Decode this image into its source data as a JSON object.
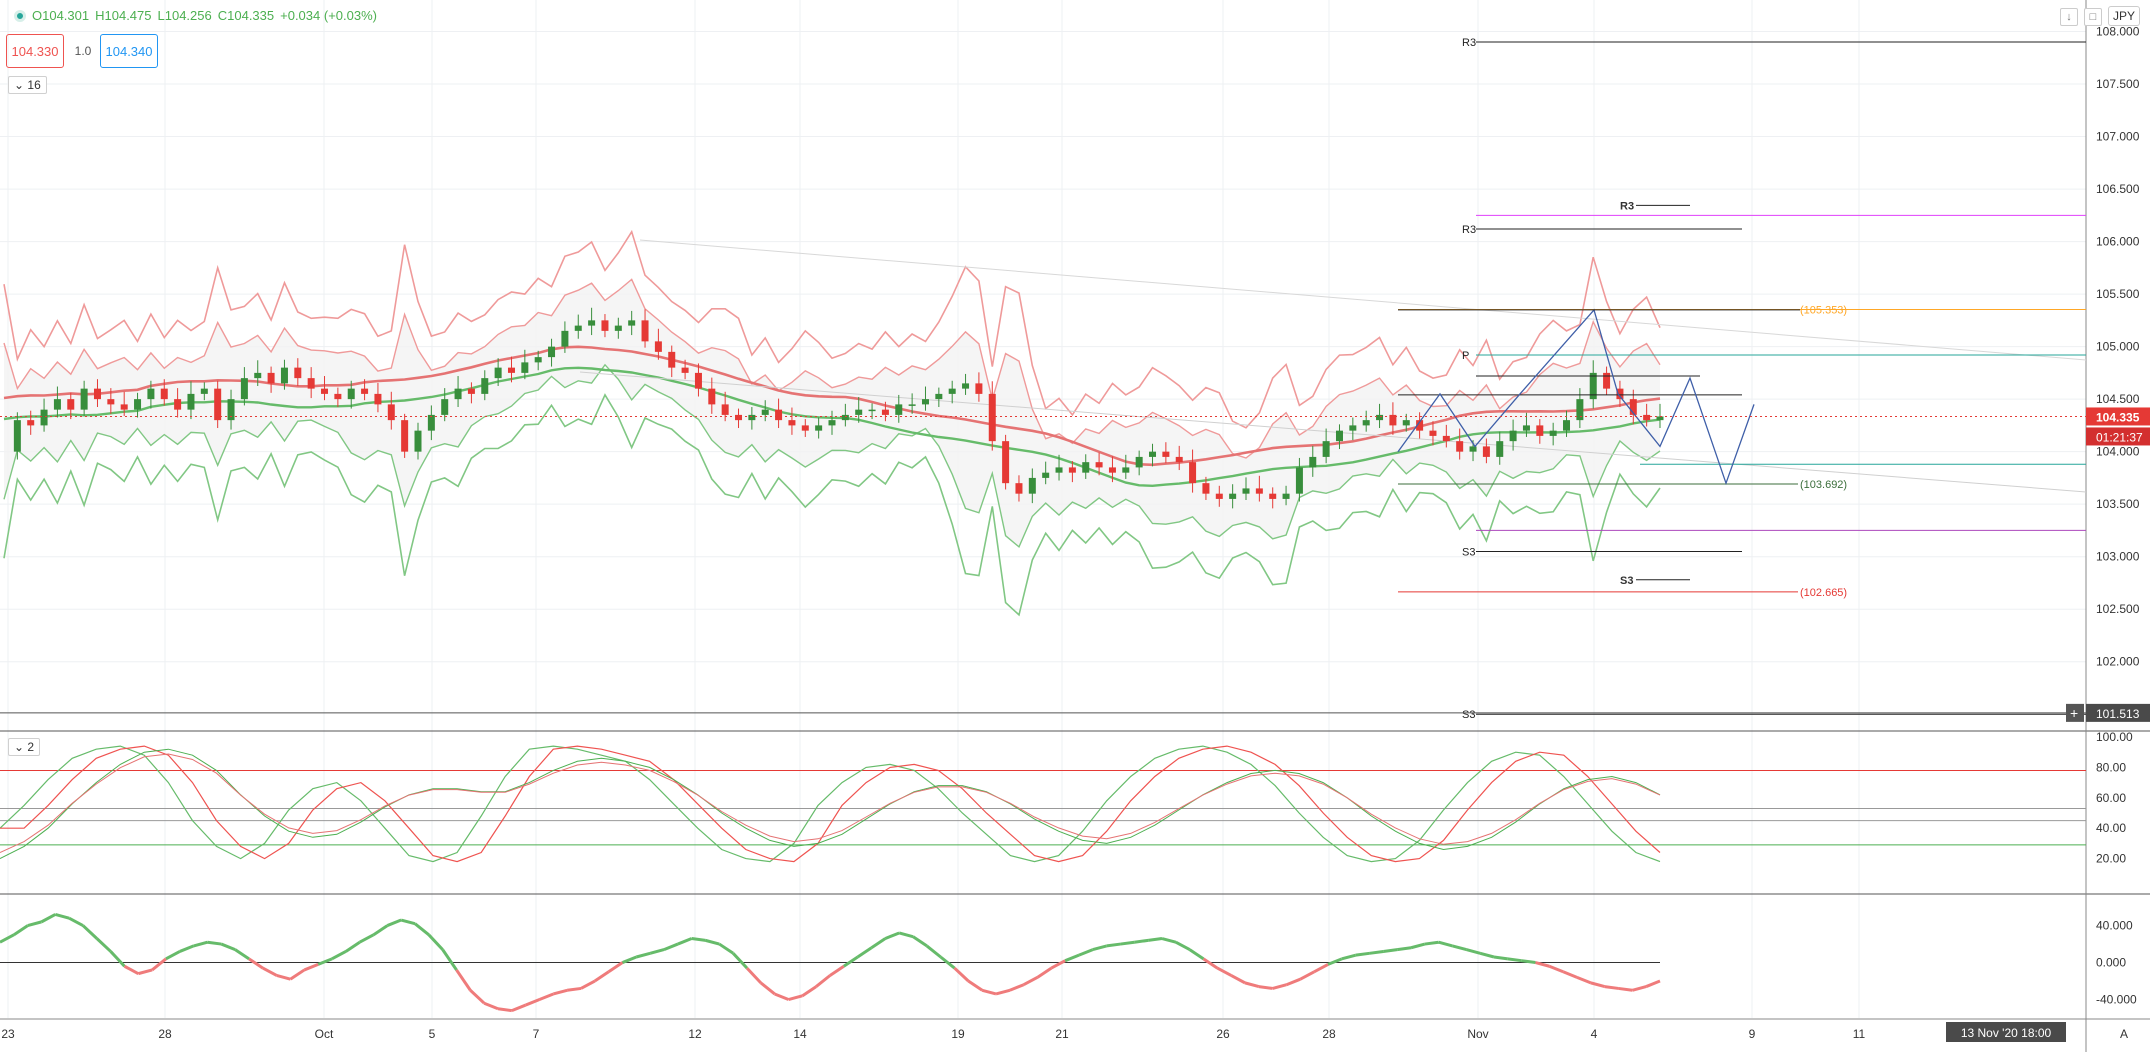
{
  "header": {
    "open": "O104.301",
    "high": "H104.475",
    "low": "L104.256",
    "close": "C104.335",
    "change": "+0.034 (+0.03%)"
  },
  "trade": {
    "sell": "104.330",
    "spread": "1.0",
    "buy": "104.340"
  },
  "collapse": {
    "main": "16",
    "stoch": "2"
  },
  "currency": "JPY",
  "icons": {
    "down": "arrow-down-icon",
    "maximize": "maximize-icon"
  },
  "colors": {
    "up": "#388e3c",
    "down": "#e53935",
    "bb_upper": "#ef9a9a",
    "bb_lower": "#81c784",
    "ma": "#e57373",
    "orange": "#ffa726",
    "pivot_magenta": "#e040fb",
    "teal": "#26a69a"
  },
  "chart_data": [
    {
      "type": "candlestick",
      "title": "",
      "x_ticks": [
        "23",
        "28",
        "Oct",
        "5",
        "7",
        "12",
        "14",
        "19",
        "21",
        "26",
        "28",
        "Nov",
        "4",
        "9",
        "11"
      ],
      "y_ticks": [
        "108.000",
        "107.500",
        "107.000",
        "106.500",
        "106.000",
        "105.500",
        "105.000",
        "104.500",
        "104.000",
        "103.500",
        "103.000",
        "102.500",
        "102.000"
      ],
      "ylim": [
        101.35,
        108.3
      ],
      "grid": true,
      "current_price": "104.335",
      "countdown": "01:21:37",
      "crosshair_price": "101.513",
      "crosshair_date": "13 Nov '20  18:00",
      "candle_path": [
        104.0,
        104.3,
        104.25,
        104.4,
        104.5,
        104.4,
        104.6,
        104.5,
        104.45,
        104.4,
        104.5,
        104.6,
        104.5,
        104.4,
        104.55,
        104.6,
        104.3,
        104.5,
        104.7,
        104.75,
        104.65,
        104.8,
        104.7,
        104.6,
        104.55,
        104.5,
        104.6,
        104.55,
        104.45,
        104.3,
        104.0,
        104.2,
        104.35,
        104.5,
        104.6,
        104.55,
        104.7,
        104.8,
        104.75,
        104.85,
        104.9,
        105.0,
        105.15,
        105.2,
        105.25,
        105.15,
        105.2,
        105.25,
        105.05,
        104.95,
        104.8,
        104.75,
        104.6,
        104.45,
        104.35,
        104.3,
        104.35,
        104.4,
        104.3,
        104.25,
        104.2,
        104.25,
        104.3,
        104.35,
        104.4,
        104.4,
        104.35,
        104.45,
        104.45,
        104.5,
        104.55,
        104.6,
        104.65,
        104.55,
        104.1,
        103.7,
        103.6,
        103.75,
        103.8,
        103.85,
        103.8,
        103.9,
        103.85,
        103.8,
        103.85,
        103.95,
        104.0,
        103.95,
        103.9,
        103.7,
        103.6,
        103.55,
        103.6,
        103.65,
        103.6,
        103.55,
        103.6,
        103.85,
        103.95,
        104.1,
        104.2,
        104.25,
        104.3,
        104.35,
        104.25,
        104.3,
        104.2,
        104.15,
        104.1,
        104.0,
        104.05,
        103.95,
        104.1,
        104.2,
        104.25,
        104.15,
        104.2,
        104.3,
        104.5,
        104.75,
        104.6,
        104.5,
        104.35,
        104.3,
        104.335
      ],
      "levels": [
        {
          "label": "R3",
          "value": 107.9
        },
        {
          "label": "R3",
          "value": 106.25
        },
        {
          "label": "R3",
          "value": 106.12
        },
        {
          "label": "(105.353)",
          "value": 105.353
        },
        {
          "label": "P",
          "value": 104.92
        },
        {
          "label": "(103.692)",
          "value": 103.692
        },
        {
          "label": "S3",
          "value": 103.05
        },
        {
          "label": "S3",
          "value": 102.78
        },
        {
          "label": "(102.665)",
          "value": 102.665
        },
        {
          "label": "S3",
          "value": 101.5
        }
      ]
    },
    {
      "type": "line",
      "title": "",
      "y_ticks": [
        "100.00",
        "80.00",
        "60.00",
        "40.00",
        "20.00"
      ],
      "ylim": [
        0,
        100
      ],
      "bands": [
        78,
        53,
        45,
        29
      ],
      "series": [
        {
          "values": [
            40,
            55,
            72,
            86,
            92,
            94,
            88,
            70,
            45,
            28,
            20,
            30,
            52,
            66,
            70,
            58,
            40,
            22,
            18,
            24,
            48,
            74,
            92,
            94,
            92,
            88,
            84,
            72,
            56,
            40,
            26,
            20,
            18,
            30,
            55,
            70,
            80,
            82,
            78,
            66,
            50,
            36,
            22,
            18,
            22,
            38,
            58,
            74,
            86,
            92,
            94,
            90,
            82,
            68,
            50,
            34,
            22,
            18,
            20,
            32,
            52,
            70,
            84,
            90,
            88,
            74,
            56,
            38,
            24,
            18
          ]
        },
        {
          "values": [
            20,
            28,
            40,
            56,
            70,
            82,
            90,
            92,
            88,
            78,
            62,
            48,
            38,
            34,
            36,
            44,
            54,
            62,
            66,
            66,
            64,
            64,
            70,
            78,
            84,
            86,
            84,
            80,
            72,
            62,
            50,
            40,
            32,
            28,
            30,
            36,
            46,
            56,
            64,
            68,
            68,
            64,
            56,
            46,
            38,
            32,
            30,
            34,
            42,
            52,
            62,
            70,
            76,
            78,
            76,
            70,
            60,
            48,
            38,
            30,
            26,
            28,
            34,
            44,
            56,
            66,
            72,
            74,
            70,
            62
          ]
        }
      ]
    },
    {
      "type": "line",
      "title": "",
      "y_ticks": [
        "40.000",
        "0.000",
        "-40.000"
      ],
      "ylim": [
        -60,
        72
      ],
      "zero": 0,
      "series": [
        {
          "values": [
            22,
            30,
            40,
            44,
            52,
            48,
            40,
            26,
            12,
            -4,
            -12,
            -8,
            4,
            12,
            18,
            22,
            20,
            14,
            4,
            -6,
            -14,
            -18,
            -8,
            -2,
            4,
            12,
            22,
            30,
            40,
            46,
            42,
            30,
            14,
            -8,
            -30,
            -44,
            -50,
            -52,
            -46,
            -40,
            -34,
            -30,
            -28,
            -20,
            -10,
            0,
            6,
            10,
            14,
            20,
            26,
            24,
            20,
            10,
            -6,
            -22,
            -34,
            -40,
            -36,
            -26,
            -14,
            -4,
            6,
            16,
            26,
            32,
            28,
            18,
            6,
            -6,
            -20,
            -30,
            -34,
            -30,
            -24,
            -16,
            -6,
            2,
            8,
            14,
            18,
            20,
            22,
            24,
            26,
            22,
            14,
            4,
            -6,
            -14,
            -22,
            -26,
            -28,
            -24,
            -18,
            -10,
            -2,
            4,
            8,
            10,
            12,
            14,
            16,
            20,
            22,
            18,
            14,
            10,
            6,
            4,
            2,
            0,
            -4,
            -10,
            -16,
            -22,
            -26,
            -28,
            -30,
            -26,
            -20
          ]
        }
      ]
    }
  ]
}
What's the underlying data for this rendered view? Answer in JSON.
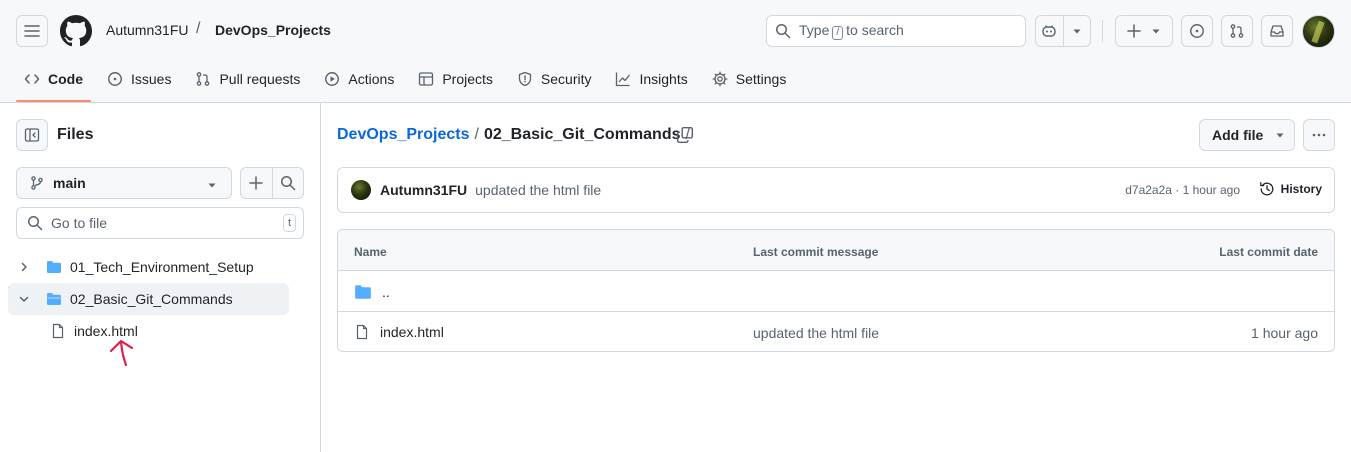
{
  "header": {
    "owner": "Autumn31FU",
    "separator": "/",
    "repo": "DevOps_Projects",
    "search": {
      "prefix": "Type",
      "key": "/",
      "suffix": "to search"
    }
  },
  "tabs": [
    {
      "label": "Code",
      "icon": "code-icon",
      "selected": true
    },
    {
      "label": "Issues",
      "icon": "issue-opened-icon"
    },
    {
      "label": "Pull requests",
      "icon": "git-pull-request-icon"
    },
    {
      "label": "Actions",
      "icon": "play-icon"
    },
    {
      "label": "Projects",
      "icon": "table-icon"
    },
    {
      "label": "Security",
      "icon": "shield-icon"
    },
    {
      "label": "Insights",
      "icon": "graph-icon"
    },
    {
      "label": "Settings",
      "icon": "gear-icon"
    }
  ],
  "sidebar": {
    "title": "Files",
    "branch": "main",
    "goto_placeholder": "Go to file",
    "goto_key": "t",
    "tree": [
      {
        "label": "01_Tech_Environment_Setup",
        "type": "folder",
        "expanded": false
      },
      {
        "label": "02_Basic_Git_Commands",
        "type": "folder",
        "expanded": true,
        "active": true
      },
      {
        "label": "index.html",
        "type": "file"
      }
    ]
  },
  "main": {
    "breadcrumb": {
      "root": "DevOps_Projects",
      "sep": "/",
      "current": "02_Basic_Git_Commands",
      "trail": "/"
    },
    "add_file_label": "Add file",
    "commit": {
      "author": "Autumn31FU",
      "message": "updated the html file",
      "meta": "d7a2a2a · 1 hour ago",
      "history_label": "History"
    },
    "table": {
      "headers": {
        "name": "Name",
        "message": "Last commit message",
        "date": "Last commit date"
      },
      "rows": [
        {
          "name": "..",
          "type": "folder",
          "message": "",
          "date": ""
        },
        {
          "name": "index.html",
          "type": "file",
          "message": "updated the html file",
          "date": "1 hour ago"
        }
      ]
    }
  },
  "colors": {
    "accent_link": "#0969da",
    "selected_tab_underline": "#fd8c73",
    "folder": "#54aeff",
    "annotation_arrow": "#e0204b"
  }
}
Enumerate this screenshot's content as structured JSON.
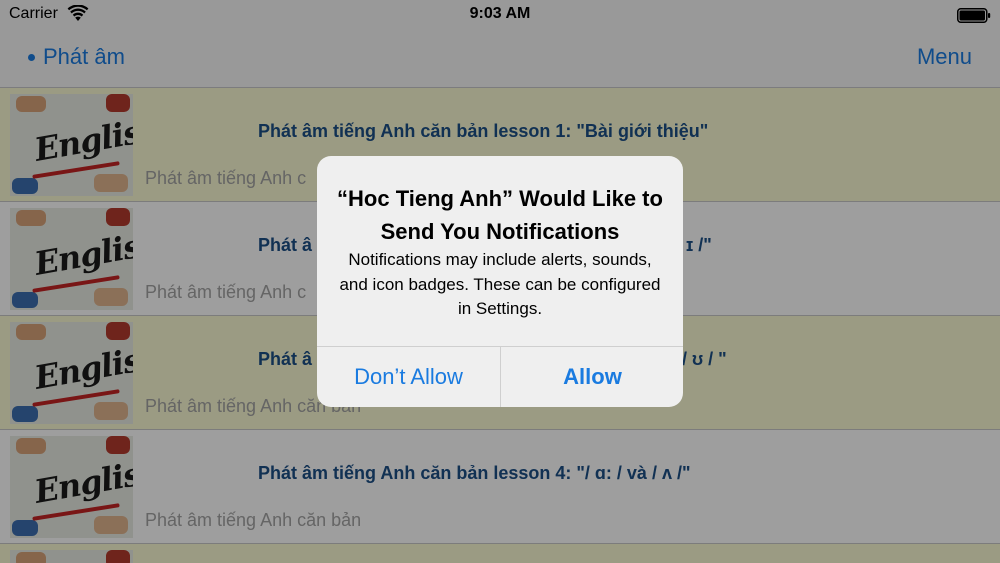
{
  "status_bar": {
    "carrier": "Carrier",
    "time": "9:03 AM",
    "wifi_icon": "wifi-icon",
    "battery_icon": "battery-icon"
  },
  "nav": {
    "back_label": "Phát âm",
    "menu_label": "Menu",
    "accent_color": "#1a7be0"
  },
  "lessons": [
    {
      "title": "Phát âm tiếng Anh căn bản lesson 1: \"Bài giới thiệu\"",
      "subtitle": "Phát âm tiếng Anh c",
      "thumb_text": "English"
    },
    {
      "title": "Phát â",
      "title_tail": "ɪ /\"",
      "subtitle": "Phát âm tiếng Anh c",
      "thumb_text": "English"
    },
    {
      "title": "Phát â",
      "title_tail": "/ ʊ / \"",
      "subtitle": "Phát âm tiếng Anh căn bản",
      "thumb_text": "English"
    },
    {
      "title": "Phát âm tiếng Anh căn bản lesson 4: \"/ ɑ: / và / ʌ /\"",
      "subtitle": "Phát âm tiếng Anh căn bản",
      "thumb_text": "English"
    }
  ],
  "alert": {
    "title": "“Hoc Tieng Anh” Would Like to Send You Notifications",
    "message": "Notifications may include alerts, sounds, and icon badges. These can be configured in Settings.",
    "dont_allow_label": "Don’t Allow",
    "allow_label": "Allow"
  }
}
+-------+
Note how many lines in the material hold the word "Notifications", and give that number with nothing added.

FULL ANSWER: 2